§ Provided data:
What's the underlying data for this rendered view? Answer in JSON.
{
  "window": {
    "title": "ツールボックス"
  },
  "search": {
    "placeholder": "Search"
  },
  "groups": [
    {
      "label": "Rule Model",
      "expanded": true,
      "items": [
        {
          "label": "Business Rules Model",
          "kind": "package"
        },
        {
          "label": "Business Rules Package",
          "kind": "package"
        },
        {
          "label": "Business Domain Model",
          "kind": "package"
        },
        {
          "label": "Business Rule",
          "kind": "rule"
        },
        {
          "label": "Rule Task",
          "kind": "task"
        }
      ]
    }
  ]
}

§ Requirements: Scan the entries above. Copy each line that has the string "Model".

§ Answer for this exercise:
      "label": "Rule Model",
          "label": "Business Rules Model",
          "label": "Business Domain Model",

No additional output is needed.